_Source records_
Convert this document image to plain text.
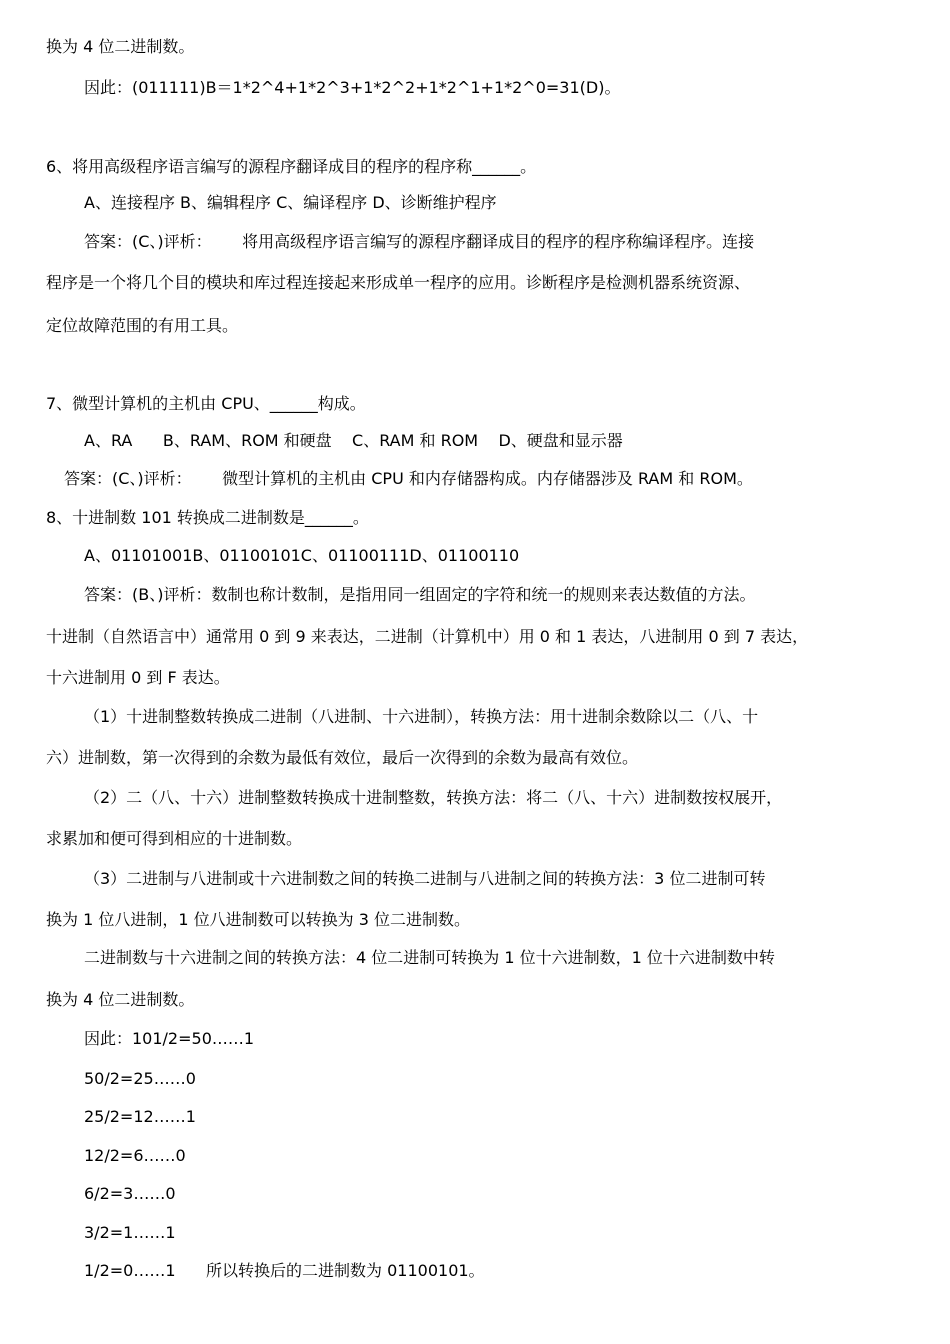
换为 4 位二进制数。
因此：(011111)B＝1*2^4+1*2^3+1*2^2+1*2^1+1*2^0=31(D)。
6、将用高级程序语言编写的源程序翻译成目的程序的程序称______。
A、连接程序 B、编辑程序 C、编译程序 D、诊断维护程序
答案：(C、)评析：      将用高级程序语言编写的源程序翻译成目的程序的程序称编译程序。连接
程序是一个将几个目的模块和库过程连接起来形成单一程序的应用。诊断程序是检测机器系统资源、
定位故障范围的有用工具。
7、微型计算机的主机由 CPU、______构成。
A、RA      B、RAM、ROM 和硬盘    C、RAM 和 ROM    D、硬盘和显示器
答案：(C、)评析：      微型计算机的主机由 CPU 和内存储器构成。内存储器涉及 RAM 和 ROM。
8、十进制数 101 转换成二进制数是______。
A、01101001B、01100101C、01100111D、01100110
答案：(B、)评析：数制也称计数制，是指用同一组固定的字符和统一的规则来表达数值的方法。
十进制（自然语言中）通常用 0 到 9 来表达，二进制（计算机中）用 0 和 1 表达，八进制用 0 到 7 表达，
十六进制用 0 到 F 表达。
（1）十进制整数转换成二进制（八进制、十六进制），转换方法：用十进制余数除以二（八、十
六）进制数，第一次得到的余数为最低有效位，最后一次得到的余数为最高有效位。
（2）二（八、十六）进制整数转换成十进制整数，转换方法：将二（八、十六）进制数按权展开，
求累加和便可得到相应的十进制数。
（3）二进制与八进制或十六进制数之间的转换二进制与八进制之间的转换方法：3 位二进制可转
换为 1 位八进制，1 位八进制数可以转换为 3 位二进制数。
二进制数与十六进制之间的转换方法：4 位二进制可转换为 1 位十六进制数，1 位十六进制数中转
换为 4 位二进制数。
因此：101/2=50……1
50/2=25……0
25/2=12……1
12/2=6……0
6/2=3……0
3/2=1……1
1/2=0……1      所以转换后的二进制数为 01100101。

_WHAT TO DO_
Each record above should come back exactly the same, only without its pictures.

_IN RESPONSE_
Convert this document image to plain text.
换为 4 位二进制数。
因此：(011111)B＝1*2^4+1*2^3+1*2^2+1*2^1+1*2^0=31(D)。
6、将用高级程序语言编写的源程序翻译成目的程序的程序称______。
A、连接程序 B、编辑程序 C、编译程序 D、诊断维护程序
答案：(C、)评析：      将用高级程序语言编写的源程序翻译成目的程序的程序称编译程序。连接
程序是一个将几个目的模块和库过程连接起来形成单一程序的应用。诊断程序是检测机器系统资源、
定位故障范围的有用工具。
7、微型计算机的主机由 CPU、______构成。
A、RA      B、RAM、ROM 和硬盘    C、RAM 和 ROM    D、硬盘和显示器
答案：(C、)评析：      微型计算机的主机由 CPU 和内存储器构成。内存储器涉及 RAM 和 ROM。
8、十进制数 101 转换成二进制数是______。
A、01101001B、01100101C、01100111D、01100110
答案：(B、)评析：数制也称计数制，是指用同一组固定的字符和统一的规则来表达数值的方法。
十进制（自然语言中）通常用 0 到 9 来表达，二进制（计算机中）用 0 和 1 表达，八进制用 0 到 7 表达，
十六进制用 0 到 F 表达。
（1）十进制整数转换成二进制（八进制、十六进制），转换方法：用十进制余数除以二（八、十
六）进制数，第一次得到的余数为最低有效位，最后一次得到的余数为最高有效位。
（2）二（八、十六）进制整数转换成十进制整数，转换方法：将二（八、十六）进制数按权展开，
求累加和便可得到相应的十进制数。
（3）二进制与八进制或十六进制数之间的转换二进制与八进制之间的转换方法：3 位二进制可转
换为 1 位八进制，1 位八进制数可以转换为 3 位二进制数。
二进制数与十六进制之间的转换方法：4 位二进制可转换为 1 位十六进制数，1 位十六进制数中转
换为 4 位二进制数。
因此：101/2=50……1
50/2=25……0
25/2=12……1
12/2=6……0
6/2=3……0
3/2=1……1
1/2=0……1      所以转换后的二进制数为 01100101。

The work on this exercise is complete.